- [STATED PROBLEM]:
The data below should be restated word for word, with every picture omitted.

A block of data
▼

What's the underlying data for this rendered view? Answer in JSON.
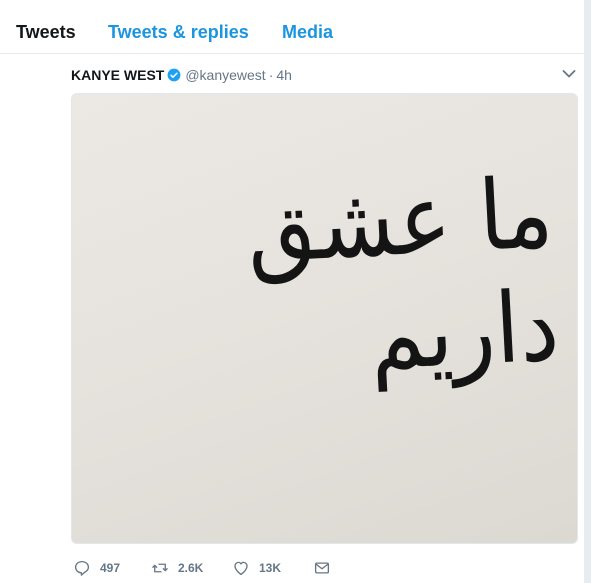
{
  "tabs": [
    {
      "label": "Tweets",
      "active": true
    },
    {
      "label": "Tweets & replies",
      "active": false
    },
    {
      "label": "Media",
      "active": false
    }
  ],
  "tweet": {
    "display_name": "KANYE WEST",
    "handle": "@kanyewest",
    "separator": "·",
    "time": "4h",
    "verified": true,
    "image_text": "ما عشق داریم",
    "stats": {
      "replies": "497",
      "retweets": "2.6K",
      "likes": "13K"
    }
  },
  "icons": {
    "verified": "verified-badge-icon",
    "caret": "chevron-down-icon",
    "reply": "reply-icon",
    "retweet": "retweet-icon",
    "like": "heart-icon",
    "message": "envelope-icon"
  },
  "colors": {
    "accent": "#1b95e0",
    "text": "#14171a",
    "muted": "#657786",
    "verified": "#1da1f2"
  }
}
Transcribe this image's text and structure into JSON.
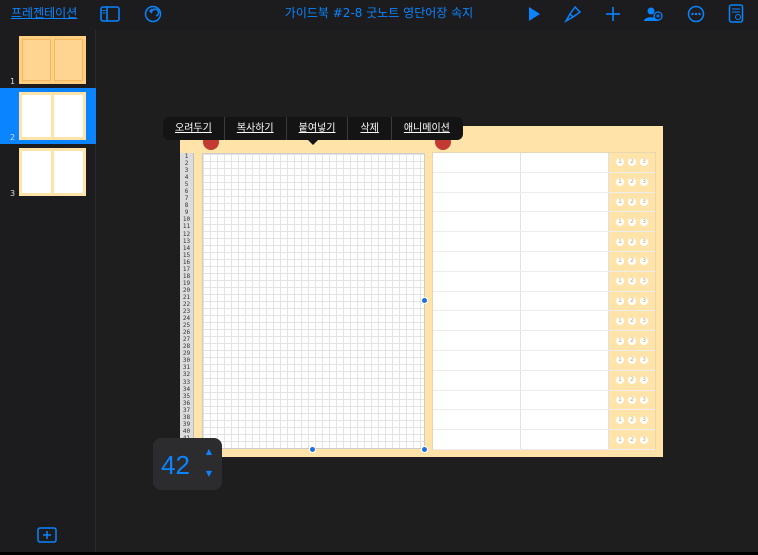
{
  "toolbar": {
    "back_label": "프레젠테이션",
    "title": "가이드북 #2-8 굿노트 영단어장 속지",
    "icons": [
      "sidebar-icon",
      "undo-icon",
      "play-icon",
      "format-brush-icon",
      "add-icon",
      "collaborate-icon",
      "more-icon",
      "document-icon"
    ]
  },
  "sidebar": {
    "slides": [
      {
        "number": "1",
        "selected": false
      },
      {
        "number": "2",
        "selected": true
      },
      {
        "number": "3",
        "selected": false
      }
    ],
    "add_icon": "add-slide-icon"
  },
  "context_menu": {
    "items": [
      "오려두기",
      "복사하기",
      "붙여넣기",
      "삭제",
      "애니메이션"
    ]
  },
  "stepper": {
    "value": "42"
  },
  "ruler_numbers": [
    "1",
    "2",
    "3",
    "4",
    "5",
    "6",
    "7",
    "8",
    "9",
    "10",
    "11",
    "12",
    "13",
    "14",
    "15",
    "16",
    "17",
    "18",
    "19",
    "20",
    "21",
    "22",
    "23",
    "24",
    "25",
    "26",
    "27",
    "28",
    "29",
    "30",
    "31",
    "32",
    "33",
    "34",
    "35",
    "36",
    "37",
    "38",
    "39",
    "40",
    "41",
    "42"
  ],
  "colors": {
    "accent": "#0a84ff",
    "page_tan": "#ffe3a8",
    "marker_red": "#c23a32",
    "selection_handle": "#1e6fe0"
  }
}
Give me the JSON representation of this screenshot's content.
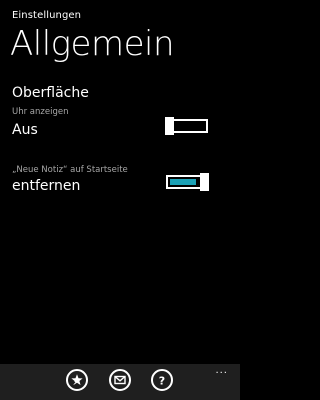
{
  "header": {
    "app_title": "Einstellungen",
    "page_title": "Allgemein"
  },
  "section": {
    "heading": "Oberfläche"
  },
  "settings": [
    {
      "label": "Uhr anzeigen",
      "value": "Aus",
      "toggle_on": false
    },
    {
      "label": "„Neue Notiz“ auf Startseite",
      "value": "entfernen",
      "toggle_on": true
    }
  ],
  "colors": {
    "background": "#000000",
    "accent": "#1ba1b6",
    "appbar": "#1f1f1f"
  },
  "appbar": {
    "buttons": [
      {
        "icon": "rate-star-icon"
      },
      {
        "icon": "mail-icon"
      },
      {
        "icon": "help-icon"
      }
    ],
    "more": "..."
  }
}
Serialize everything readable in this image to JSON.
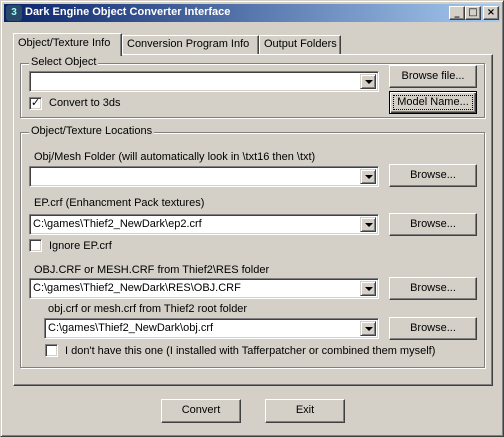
{
  "window": {
    "title": "Dark Engine Object Converter Interface",
    "app_icon": "3",
    "controls": {
      "minimize": "_",
      "maximize": "□",
      "close": "×"
    }
  },
  "tabs": [
    {
      "label": "Object/Texture Info",
      "active": true
    },
    {
      "label": "Conversion Program Info",
      "active": false
    },
    {
      "label": "Output Folders",
      "active": false
    }
  ],
  "select_object": {
    "group_label": "Select Object",
    "combo_value": "",
    "browse_file_label": "Browse file...",
    "model_name_label": "Model Name...",
    "convert_to_3ds": {
      "label": "Convert to 3ds",
      "checked": true,
      "mark": "✓"
    }
  },
  "locations": {
    "group_label": "Object/Texture Locations",
    "obj_mesh_folder": {
      "label": "Obj/Mesh Folder (will automatically look in \\txt16 then \\txt)",
      "value": "",
      "browse_label": "Browse..."
    },
    "ep_crf": {
      "label": "EP.crf (Enhancment Pack textures)",
      "value": "C:\\games\\Thief2_NewDark\\ep2.crf",
      "browse_label": "Browse..."
    },
    "ignore_ep": {
      "label": "Ignore EP.crf",
      "checked": false
    },
    "obj_crf_res": {
      "label": "OBJ.CRF or MESH.CRF from Thief2\\RES folder",
      "value": "C:\\games\\Thief2_NewDark\\RES\\OBJ.CRF",
      "browse_label": "Browse..."
    },
    "obj_crf_root": {
      "label": "obj.crf or mesh.crf from Thief2 root folder",
      "value": "C:\\games\\Thief2_NewDark\\obj.crf",
      "browse_label": "Browse..."
    },
    "dont_have": {
      "label": "I don't have this one (I installed with Tafferpatcher or combined them myself)",
      "checked": false
    }
  },
  "footer": {
    "convert_label": "Convert",
    "exit_label": "Exit"
  }
}
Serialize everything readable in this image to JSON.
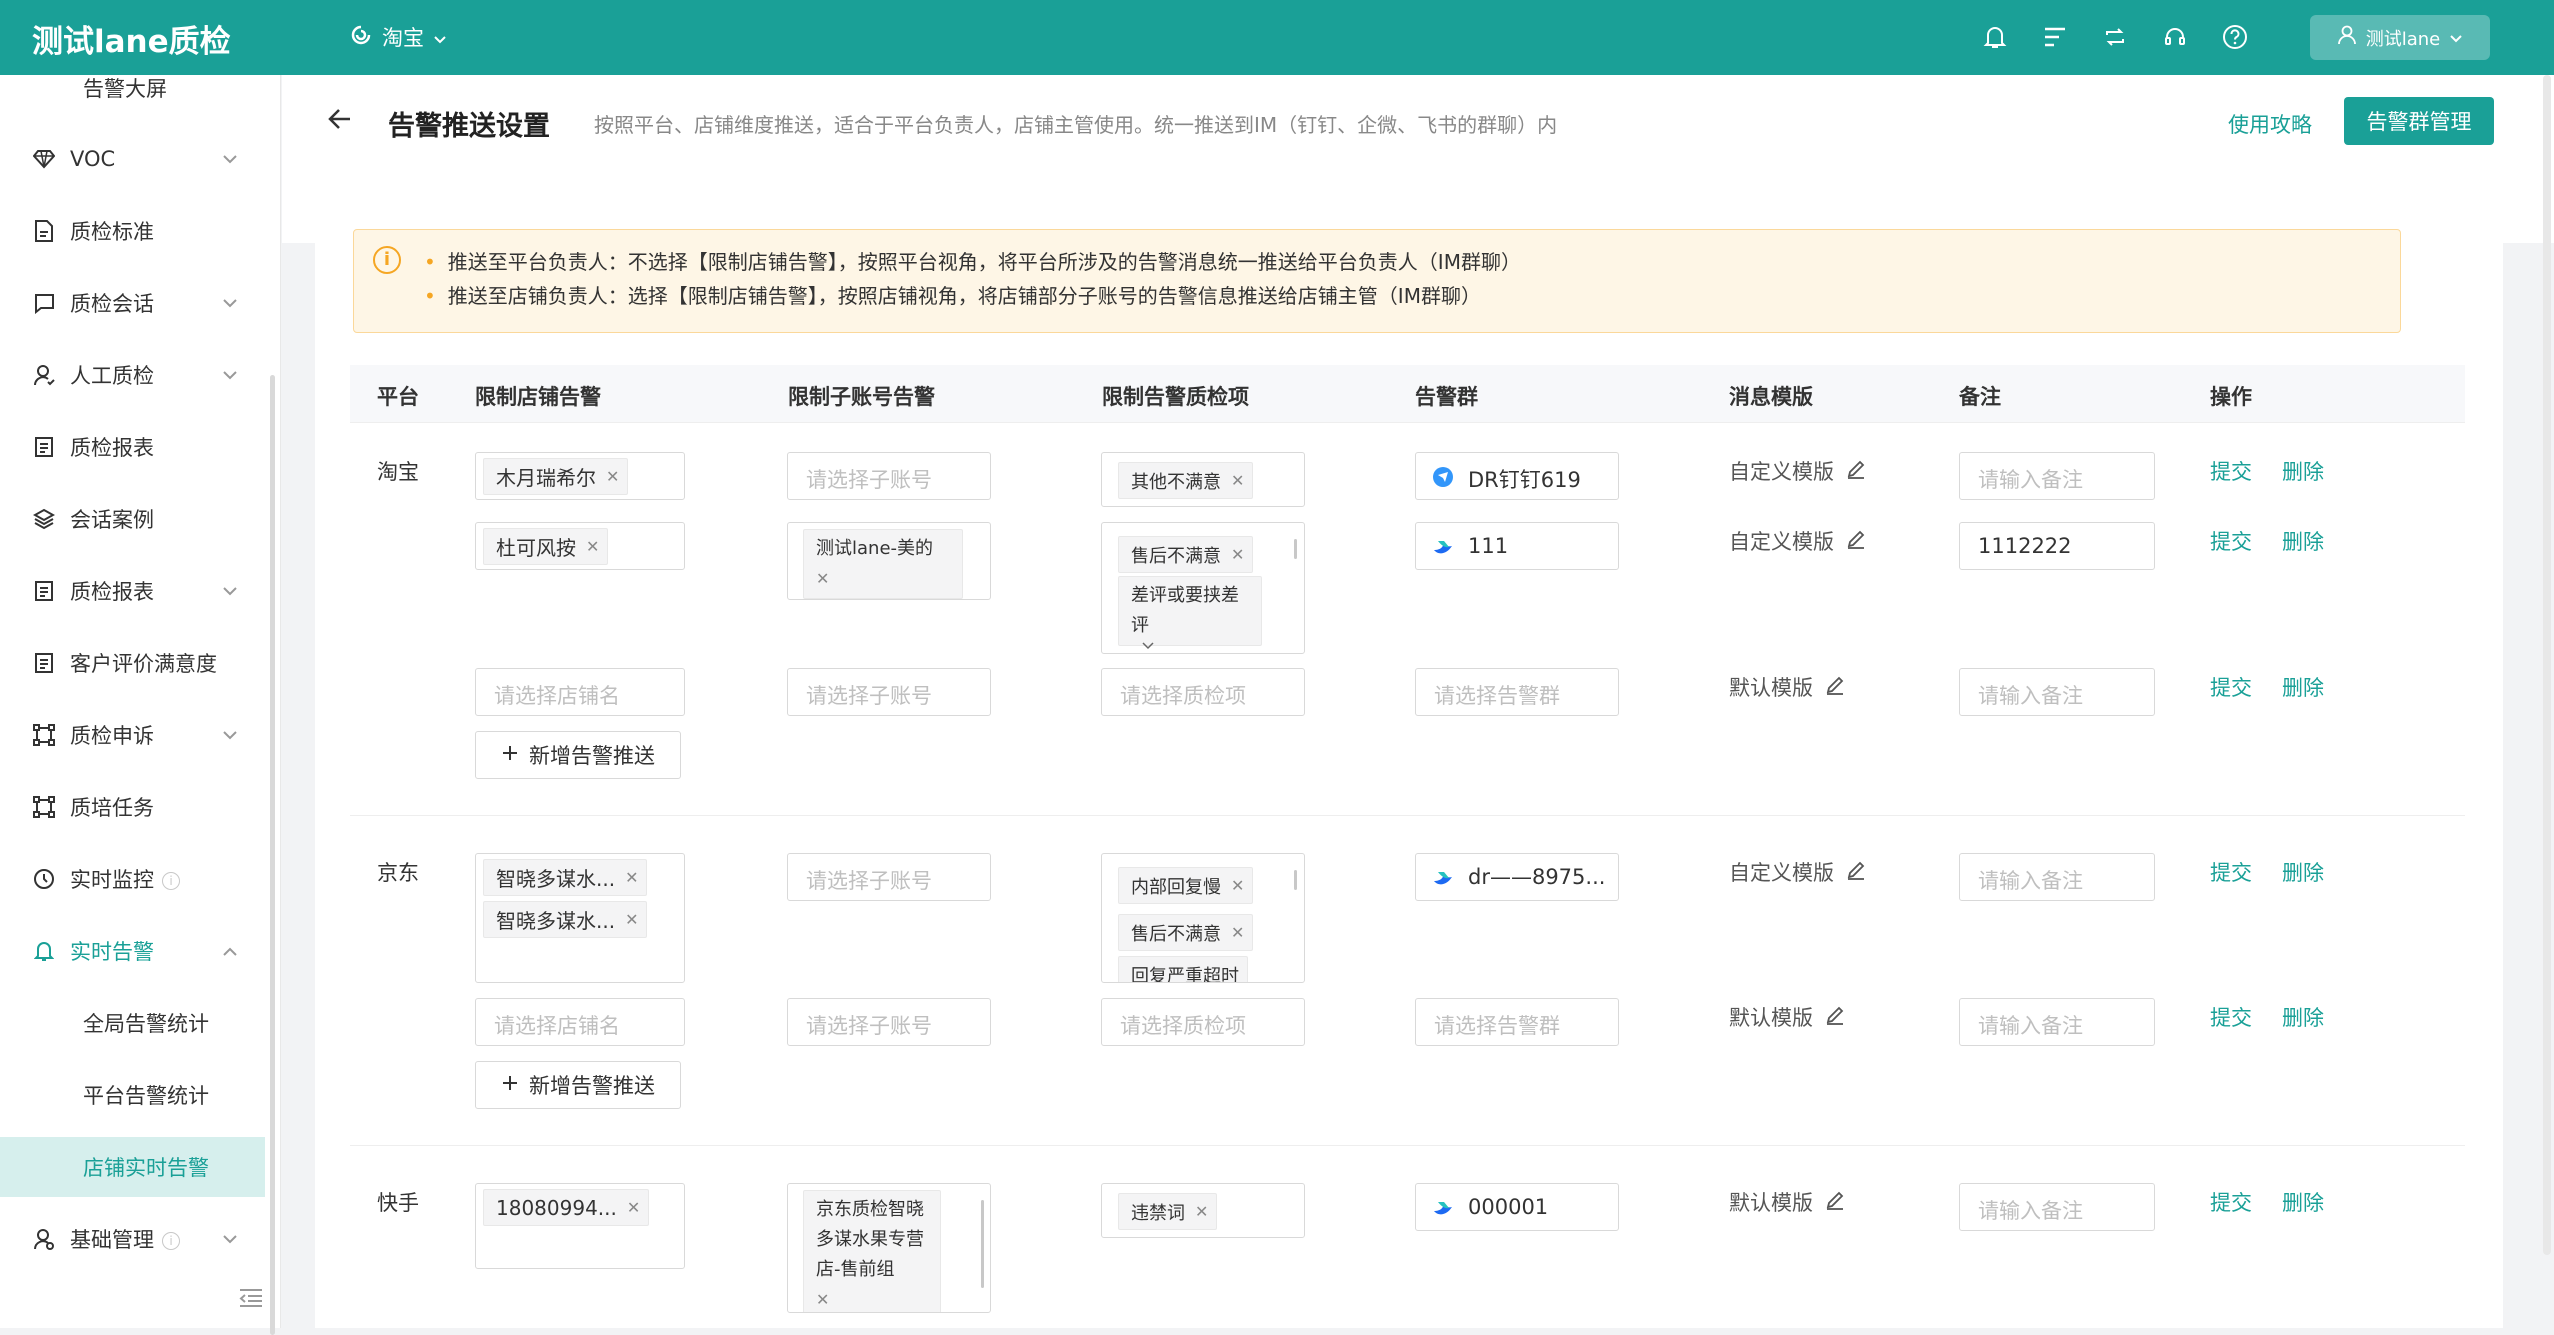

▲

- [PROBLEM SOLUTION]:
What's the underlying data for this rendered view? Answer in JSON.
{
  "tabs": [
    {
      "label": "Tweets",
      "active": true
    },
    {
      "label": "Tweets & replies",
      "active": false
    },
    {
      "label": "Media",
      "active": false
    }
  ],
  "tweet": {
    "display_name": "KANYE WEST",
    "handle": "@kanyewest",
    "separator": "·",
    "time": "4h",
    "verified": true,
    "image_text": "ما عشق داریم",
    "stats": {
      "replies": "497",
      "retweets": "2.6K",
      "likes": "13K"
    }
  },
  "icons": {
    "verified": "verified-badge-icon",
    "caret": "chevron-down-icon",
    "reply": "reply-icon",
    "retweet": "retweet-icon",
    "like": "heart-icon",
    "message": "envelope-icon"
  },
  "colors": {
    "accent": "#1b95e0",
    "text": "#14171a",
    "muted": "#657786",
    "verified": "#1da1f2"
  }
}
Transcribe this image's text and structure into JSON.
{
  "toolbar": {
    "back_label": "프레젠테이션",
    "title": "가이드북 #2-8 굿노트 영단어장 속지",
    "icons": [
      "sidebar-icon",
      "undo-icon",
      "play-icon",
      "format-brush-icon",
      "add-icon",
      "collaborate-icon",
      "more-icon",
      "document-icon"
    ]
  },
  "sidebar": {
    "slides": [
      {
        "number": "1",
        "selected": false
      },
      {
        "number": "2",
        "selected": true
      },
      {
        "number": "3",
        "selected": false
      }
    ],
    "add_icon": "add-slide-icon"
  },
  "context_menu": {
    "items": [
      "오려두기",
      "복사하기",
      "붙여넣기",
      "삭제",
      "애니메이션"
    ]
  },
  "stepper": {
    "value": "42"
  },
  "ruler_numbers": [
    "1",
    "2",
    "3",
    "4",
    "5",
    "6",
    "7",
    "8",
    "9",
    "10",
    "11",
    "12",
    "13",
    "14",
    "15",
    "16",
    "17",
    "18",
    "19",
    "20",
    "21",
    "22",
    "23",
    "24",
    "25",
    "26",
    "27",
    "28",
    "29",
    "30",
    "31",
    "32",
    "33",
    "34",
    "35",
    "36",
    "37",
    "38",
    "39",
    "40",
    "41",
    "42"
  ],
  "colors": {
    "accent": "#0a84ff",
    "page_tan": "#ffe3a8",
    "marker_red": "#c23a32",
    "selection_handle": "#1e6fe0"
  }
}
Give me the JSON representation of this screenshot's content.
{
  "header": {
    "app_title": "Einstellungen",
    "page_title": "Allgemein"
  },
  "section": {
    "heading": "Oberfläche"
  },
  "settings": [
    {
      "label": "Uhr anzeigen",
      "value": "Aus",
      "toggle_on": false
    },
    {
      "label": "„Neue Notiz“ auf Startseite",
      "value": "entfernen",
      "toggle_on": true
    }
  ],
  "colors": {
    "background": "#000000",
    "accent": "#1ba1b6",
    "appbar": "#1f1f1f"
  },
  "appbar": {
    "buttons": [
      {
        "icon": "rate-star-icon"
      },
      {
        "icon": "mail-icon"
      },
      {
        "icon": "help-icon"
      }
    ],
    "more": "..."
  }
}
Serialize everything readable in this image to JSON.
{
  "window": {
    "title": "Dark Engine Object Converter Interface",
    "app_icon": "3",
    "controls": {
      "minimize": "_",
      "maximize": "□",
      "close": "×"
    }
  },
  "tabs": [
    {
      "label": "Object/Texture Info",
      "active": true
    },
    {
      "label": "Conversion Program Info",
      "active": false
    },
    {
      "label": "Output Folders",
      "active": false
    }
  ],
  "select_object": {
    "group_label": "Select Object",
    "combo_value": "",
    "browse_file_label": "Browse file...",
    "model_name_label": "Model Name...",
    "convert_to_3ds": {
      "label": "Convert to 3ds",
      "checked": true,
      "mark": "✓"
    }
  },
  "locations": {
    "group_label": "Object/Texture Locations",
    "obj_mesh_folder": {
      "label": "Obj/Mesh Folder (will automatically look in \\txt16 then \\txt)",
      "value": "",
      "browse_label": "Browse..."
    },
    "ep_crf": {
      "label": "EP.crf (Enhancment Pack textures)",
      "value": "C:\\games\\Thief2_NewDark\\ep2.crf",
      "browse_label": "Browse..."
    },
    "ignore_ep": {
      "label": "Ignore EP.crf",
      "checked": false
    },
    "obj_crf_res": {
      "label": "OBJ.CRF or MESH.CRF from Thief2\\RES folder",
      "value": "C:\\games\\Thief2_NewDark\\RES\\OBJ.CRF",
      "browse_label": "Browse..."
    },
    "obj_crf_root": {
      "label": "obj.crf or mesh.crf from Thief2 root folder",
      "value": "C:\\games\\Thief2_NewDark\\obj.crf",
      "browse_label": "Browse..."
    },
    "dont_have": {
      "label": "I don't have this one (I installed with Tafferpatcher or combined them myself)",
      "checked": false
    }
  },
  "footer": {
    "convert_label": "Convert",
    "exit_label": "Exit"
  }
}
Serialize everything readable in this image to JSON.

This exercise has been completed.